→ Document:
— begin —
Large SGML Cleanup

From: Josh Kupershmidt <schmiddy(at)gmail(dot)com>
To: pgsql-docs(at)postgresql(dot)org
Subject: Large SGML Cleanup
Date: 2010-11-03 02:56:26
Message-ID: AANLkTi=1Sm9N3Khiued9UiMfdd_TKLimMiO9mCfHtL39@mail.gmail.com
Views: Raw Message | Whole Thread | Download mbox | Resend email
Thread:
Lists: pgsql-docs

[Resending without large attachment, looks like the previous attempt
isn't going to make it]

Hi all,

I've gone through the SGML documentation, trying to push the output
HTML towards HTML 4.01 compliance. By far the most common problem I
found was incorrect nesting of <para> nodes, which results in invalid
HTML.

A common idiom I encountered was SGML like this:

<para>
...
<simplelist>
...
</simplelist>
...
</para>

This SGML would then produce HTML which looked like this:

<p>
...
<table>
...
</table>
...
— end —
→ Material provided:
— begin —
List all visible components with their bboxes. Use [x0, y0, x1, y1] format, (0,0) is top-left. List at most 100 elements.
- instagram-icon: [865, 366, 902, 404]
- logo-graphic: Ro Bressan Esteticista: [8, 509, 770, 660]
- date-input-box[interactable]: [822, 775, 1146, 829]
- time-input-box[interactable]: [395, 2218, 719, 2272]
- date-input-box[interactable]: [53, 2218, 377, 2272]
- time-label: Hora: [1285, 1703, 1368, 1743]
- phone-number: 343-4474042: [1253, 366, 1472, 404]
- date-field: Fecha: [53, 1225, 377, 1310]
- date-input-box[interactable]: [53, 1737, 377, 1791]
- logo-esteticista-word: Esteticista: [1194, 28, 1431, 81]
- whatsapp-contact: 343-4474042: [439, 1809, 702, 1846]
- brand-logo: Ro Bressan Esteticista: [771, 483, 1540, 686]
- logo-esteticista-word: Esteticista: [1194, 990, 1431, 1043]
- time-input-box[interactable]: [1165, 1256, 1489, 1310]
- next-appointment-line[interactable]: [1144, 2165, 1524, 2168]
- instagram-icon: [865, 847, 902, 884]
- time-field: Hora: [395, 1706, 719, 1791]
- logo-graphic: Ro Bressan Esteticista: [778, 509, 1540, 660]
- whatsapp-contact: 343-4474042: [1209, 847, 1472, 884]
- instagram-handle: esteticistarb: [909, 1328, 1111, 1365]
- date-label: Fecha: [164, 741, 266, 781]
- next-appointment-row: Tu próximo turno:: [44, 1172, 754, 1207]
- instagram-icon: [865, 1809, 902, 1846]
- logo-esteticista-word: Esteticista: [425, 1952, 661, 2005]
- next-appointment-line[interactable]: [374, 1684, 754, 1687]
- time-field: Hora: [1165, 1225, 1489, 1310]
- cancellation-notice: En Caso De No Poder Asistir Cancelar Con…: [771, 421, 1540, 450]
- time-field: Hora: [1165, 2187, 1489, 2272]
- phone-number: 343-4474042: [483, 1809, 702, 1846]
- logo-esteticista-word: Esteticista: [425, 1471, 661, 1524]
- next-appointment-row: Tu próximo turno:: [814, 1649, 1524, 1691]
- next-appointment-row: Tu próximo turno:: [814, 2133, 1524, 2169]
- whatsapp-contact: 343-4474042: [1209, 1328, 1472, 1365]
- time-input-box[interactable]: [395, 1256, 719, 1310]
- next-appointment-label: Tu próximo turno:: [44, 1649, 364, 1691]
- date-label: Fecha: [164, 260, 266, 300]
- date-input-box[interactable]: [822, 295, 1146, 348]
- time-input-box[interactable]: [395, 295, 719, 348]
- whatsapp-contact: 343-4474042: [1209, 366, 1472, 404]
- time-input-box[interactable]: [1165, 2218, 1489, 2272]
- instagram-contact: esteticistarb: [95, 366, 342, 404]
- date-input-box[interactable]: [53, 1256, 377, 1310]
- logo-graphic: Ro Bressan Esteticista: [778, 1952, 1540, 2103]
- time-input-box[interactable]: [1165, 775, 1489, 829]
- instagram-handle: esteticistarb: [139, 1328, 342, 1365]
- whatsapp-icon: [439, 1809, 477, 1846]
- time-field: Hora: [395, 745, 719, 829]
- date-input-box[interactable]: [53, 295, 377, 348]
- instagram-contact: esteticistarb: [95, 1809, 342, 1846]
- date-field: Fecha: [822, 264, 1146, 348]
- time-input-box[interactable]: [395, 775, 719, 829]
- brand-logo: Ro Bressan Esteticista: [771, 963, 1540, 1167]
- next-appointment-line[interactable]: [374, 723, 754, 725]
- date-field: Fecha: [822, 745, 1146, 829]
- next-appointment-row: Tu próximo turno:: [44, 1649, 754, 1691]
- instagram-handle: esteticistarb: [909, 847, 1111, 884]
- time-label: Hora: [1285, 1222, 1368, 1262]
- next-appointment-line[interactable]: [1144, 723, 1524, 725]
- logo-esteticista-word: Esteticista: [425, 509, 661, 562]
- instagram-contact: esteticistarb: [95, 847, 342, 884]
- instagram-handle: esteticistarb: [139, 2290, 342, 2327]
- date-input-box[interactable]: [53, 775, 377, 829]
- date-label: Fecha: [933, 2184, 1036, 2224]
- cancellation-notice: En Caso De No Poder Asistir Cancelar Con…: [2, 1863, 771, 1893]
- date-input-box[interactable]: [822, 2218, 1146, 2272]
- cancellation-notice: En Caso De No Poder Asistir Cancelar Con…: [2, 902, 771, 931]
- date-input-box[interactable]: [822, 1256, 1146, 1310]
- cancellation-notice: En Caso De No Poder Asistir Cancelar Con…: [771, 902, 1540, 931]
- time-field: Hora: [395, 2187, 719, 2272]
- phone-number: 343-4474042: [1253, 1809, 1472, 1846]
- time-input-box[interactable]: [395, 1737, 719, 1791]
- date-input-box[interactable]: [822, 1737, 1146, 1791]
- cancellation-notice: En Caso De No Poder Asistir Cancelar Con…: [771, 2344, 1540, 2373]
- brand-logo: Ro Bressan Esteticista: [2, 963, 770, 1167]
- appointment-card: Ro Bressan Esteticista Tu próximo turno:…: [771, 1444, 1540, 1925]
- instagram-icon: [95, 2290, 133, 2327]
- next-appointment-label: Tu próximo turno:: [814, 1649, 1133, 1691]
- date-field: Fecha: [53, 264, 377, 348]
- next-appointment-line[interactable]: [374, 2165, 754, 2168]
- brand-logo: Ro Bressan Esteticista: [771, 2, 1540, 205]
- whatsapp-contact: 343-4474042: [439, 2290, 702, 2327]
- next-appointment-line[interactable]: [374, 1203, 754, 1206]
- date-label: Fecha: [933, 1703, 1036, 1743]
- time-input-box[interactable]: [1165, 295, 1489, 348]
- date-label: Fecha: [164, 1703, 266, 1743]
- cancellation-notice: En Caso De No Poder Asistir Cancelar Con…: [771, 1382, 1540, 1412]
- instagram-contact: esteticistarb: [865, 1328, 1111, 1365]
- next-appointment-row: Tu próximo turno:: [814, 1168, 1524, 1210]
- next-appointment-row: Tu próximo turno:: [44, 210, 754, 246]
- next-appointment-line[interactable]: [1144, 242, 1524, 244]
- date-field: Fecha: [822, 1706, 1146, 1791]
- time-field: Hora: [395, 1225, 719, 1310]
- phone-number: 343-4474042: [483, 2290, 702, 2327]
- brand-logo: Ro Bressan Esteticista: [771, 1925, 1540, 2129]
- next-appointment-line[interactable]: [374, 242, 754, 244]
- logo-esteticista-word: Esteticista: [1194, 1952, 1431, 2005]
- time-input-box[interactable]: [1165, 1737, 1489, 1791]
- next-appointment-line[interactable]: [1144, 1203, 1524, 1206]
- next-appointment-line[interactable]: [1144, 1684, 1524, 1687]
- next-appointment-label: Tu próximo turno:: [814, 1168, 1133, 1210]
— end —
→ Jobs:
(a) In the post about the SGML cleanup, what was by far the most common problem found?
(b) Pick up the SGML cleanup post right after its last line and keep writing it.

→ Expected responses:
(a) Incorrect nesting of <para> nodes, which results in invalid HTML.

(b)
</p>

This HTML fails validation, as one isn't supposed to be stuffing
tables inside <p> nodes. The attached patch fixes all the instances of
this I could find, by closing out <para> nodes before beginning lists
and tables.

I used the w3c-markup-validator package and the web service at
validator.w3.org to test HTML validity. A handy Perl package I found
for this was WebService::Validator, which includes the example script
"validate_files_in_dir.pl" to easily validate a directory full of html
files. With this patch, the number of invalid HTML files has been
reduced to 16 from many dozens.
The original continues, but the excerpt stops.